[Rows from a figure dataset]
•••

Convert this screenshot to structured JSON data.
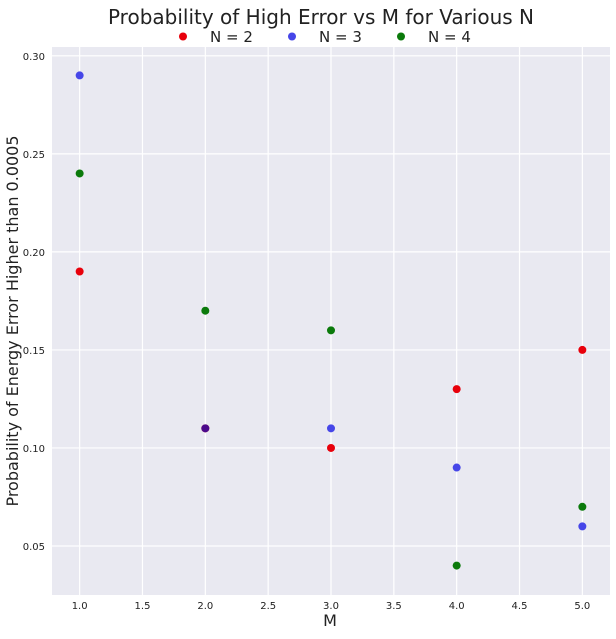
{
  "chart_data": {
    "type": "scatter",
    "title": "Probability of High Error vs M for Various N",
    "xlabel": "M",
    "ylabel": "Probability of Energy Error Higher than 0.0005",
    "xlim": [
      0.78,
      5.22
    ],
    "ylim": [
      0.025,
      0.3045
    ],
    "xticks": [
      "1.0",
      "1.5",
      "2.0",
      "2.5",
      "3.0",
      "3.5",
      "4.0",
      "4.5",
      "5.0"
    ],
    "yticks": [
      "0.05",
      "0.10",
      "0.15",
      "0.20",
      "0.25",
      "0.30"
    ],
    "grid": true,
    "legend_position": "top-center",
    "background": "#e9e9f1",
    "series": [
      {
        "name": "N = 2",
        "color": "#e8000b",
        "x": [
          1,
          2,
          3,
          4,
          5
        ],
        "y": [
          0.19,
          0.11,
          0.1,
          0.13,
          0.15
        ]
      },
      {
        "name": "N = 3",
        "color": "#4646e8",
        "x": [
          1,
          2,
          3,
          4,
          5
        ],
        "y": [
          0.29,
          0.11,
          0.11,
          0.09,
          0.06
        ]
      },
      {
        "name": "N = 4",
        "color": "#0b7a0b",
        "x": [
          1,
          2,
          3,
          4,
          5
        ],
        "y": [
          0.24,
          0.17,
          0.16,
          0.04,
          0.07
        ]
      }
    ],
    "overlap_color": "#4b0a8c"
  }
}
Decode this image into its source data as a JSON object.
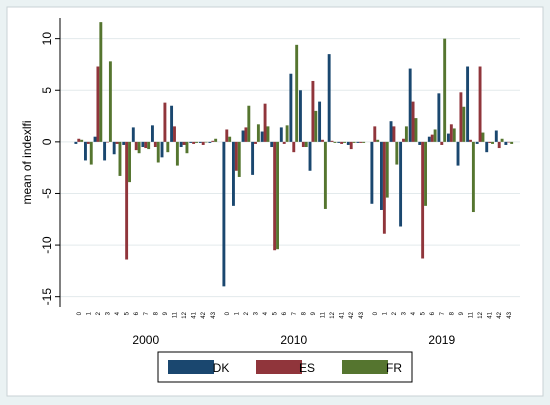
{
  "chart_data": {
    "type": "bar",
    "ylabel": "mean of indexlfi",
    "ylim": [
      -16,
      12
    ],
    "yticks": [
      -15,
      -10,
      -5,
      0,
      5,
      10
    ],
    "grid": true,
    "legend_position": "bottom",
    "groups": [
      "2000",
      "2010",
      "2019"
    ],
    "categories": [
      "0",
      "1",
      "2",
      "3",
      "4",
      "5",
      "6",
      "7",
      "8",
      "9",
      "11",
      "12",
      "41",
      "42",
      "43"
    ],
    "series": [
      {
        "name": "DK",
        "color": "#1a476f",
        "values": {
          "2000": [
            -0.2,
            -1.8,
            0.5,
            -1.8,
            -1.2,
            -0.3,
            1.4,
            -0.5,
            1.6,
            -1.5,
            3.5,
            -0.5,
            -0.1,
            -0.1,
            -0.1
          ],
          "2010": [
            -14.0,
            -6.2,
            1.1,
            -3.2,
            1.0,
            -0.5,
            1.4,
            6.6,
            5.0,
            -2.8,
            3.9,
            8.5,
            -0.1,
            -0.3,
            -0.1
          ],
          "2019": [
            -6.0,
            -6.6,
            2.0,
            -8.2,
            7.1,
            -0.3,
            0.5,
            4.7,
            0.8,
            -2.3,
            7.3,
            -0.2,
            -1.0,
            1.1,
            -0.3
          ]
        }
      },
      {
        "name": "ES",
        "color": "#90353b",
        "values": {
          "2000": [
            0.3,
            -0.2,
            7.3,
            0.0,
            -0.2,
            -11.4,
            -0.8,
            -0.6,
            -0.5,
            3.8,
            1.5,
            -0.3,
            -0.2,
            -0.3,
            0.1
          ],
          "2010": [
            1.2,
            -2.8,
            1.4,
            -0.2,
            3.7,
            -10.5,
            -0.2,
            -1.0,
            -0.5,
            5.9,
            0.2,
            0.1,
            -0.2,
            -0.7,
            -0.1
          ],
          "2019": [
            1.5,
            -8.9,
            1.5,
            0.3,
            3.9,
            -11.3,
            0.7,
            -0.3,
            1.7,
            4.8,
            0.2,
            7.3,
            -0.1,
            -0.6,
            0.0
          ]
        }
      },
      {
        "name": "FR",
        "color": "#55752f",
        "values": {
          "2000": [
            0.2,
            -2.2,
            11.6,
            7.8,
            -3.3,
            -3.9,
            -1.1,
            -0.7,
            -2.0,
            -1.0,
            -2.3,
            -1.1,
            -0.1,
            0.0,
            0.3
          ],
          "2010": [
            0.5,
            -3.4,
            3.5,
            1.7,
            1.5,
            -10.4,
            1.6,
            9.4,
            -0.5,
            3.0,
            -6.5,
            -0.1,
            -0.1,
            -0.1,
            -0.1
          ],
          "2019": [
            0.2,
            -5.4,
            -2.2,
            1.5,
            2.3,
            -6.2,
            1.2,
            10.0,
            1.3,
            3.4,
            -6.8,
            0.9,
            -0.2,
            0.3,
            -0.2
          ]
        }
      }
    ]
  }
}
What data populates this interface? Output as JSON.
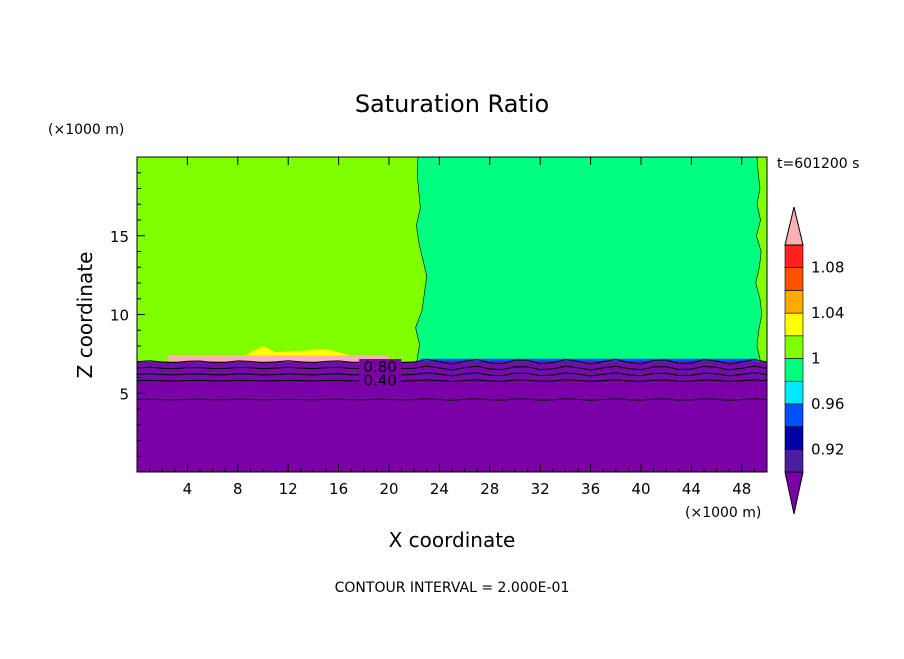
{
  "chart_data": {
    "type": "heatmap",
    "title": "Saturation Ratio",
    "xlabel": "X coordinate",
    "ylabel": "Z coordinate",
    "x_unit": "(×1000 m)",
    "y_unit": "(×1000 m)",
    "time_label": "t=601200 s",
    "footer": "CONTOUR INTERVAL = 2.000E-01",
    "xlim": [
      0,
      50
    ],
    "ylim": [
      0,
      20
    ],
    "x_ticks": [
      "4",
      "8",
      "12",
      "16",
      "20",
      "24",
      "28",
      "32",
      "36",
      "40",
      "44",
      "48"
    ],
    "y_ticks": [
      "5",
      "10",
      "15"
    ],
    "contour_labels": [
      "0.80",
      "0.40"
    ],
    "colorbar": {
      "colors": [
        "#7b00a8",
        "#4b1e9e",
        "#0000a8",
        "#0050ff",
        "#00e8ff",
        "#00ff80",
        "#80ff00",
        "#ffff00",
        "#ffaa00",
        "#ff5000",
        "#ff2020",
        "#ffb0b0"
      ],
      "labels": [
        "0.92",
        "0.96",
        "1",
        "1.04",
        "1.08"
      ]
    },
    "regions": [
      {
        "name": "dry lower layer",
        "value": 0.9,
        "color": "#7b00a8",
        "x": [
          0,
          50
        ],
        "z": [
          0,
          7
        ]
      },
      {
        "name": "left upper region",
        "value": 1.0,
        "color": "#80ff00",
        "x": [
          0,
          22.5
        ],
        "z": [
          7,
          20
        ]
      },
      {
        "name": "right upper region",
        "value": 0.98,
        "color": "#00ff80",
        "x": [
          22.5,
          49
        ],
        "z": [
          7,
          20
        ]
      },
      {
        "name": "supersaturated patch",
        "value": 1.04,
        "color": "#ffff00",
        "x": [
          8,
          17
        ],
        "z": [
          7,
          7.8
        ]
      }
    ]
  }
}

•••

§ **Work to do**
Read the entries and pick out all lines that include the word "title".

§ **Answer to the exercise**
    "title": "Probability of High Error vs M for Various N",
    "title": "Saturation Ratio",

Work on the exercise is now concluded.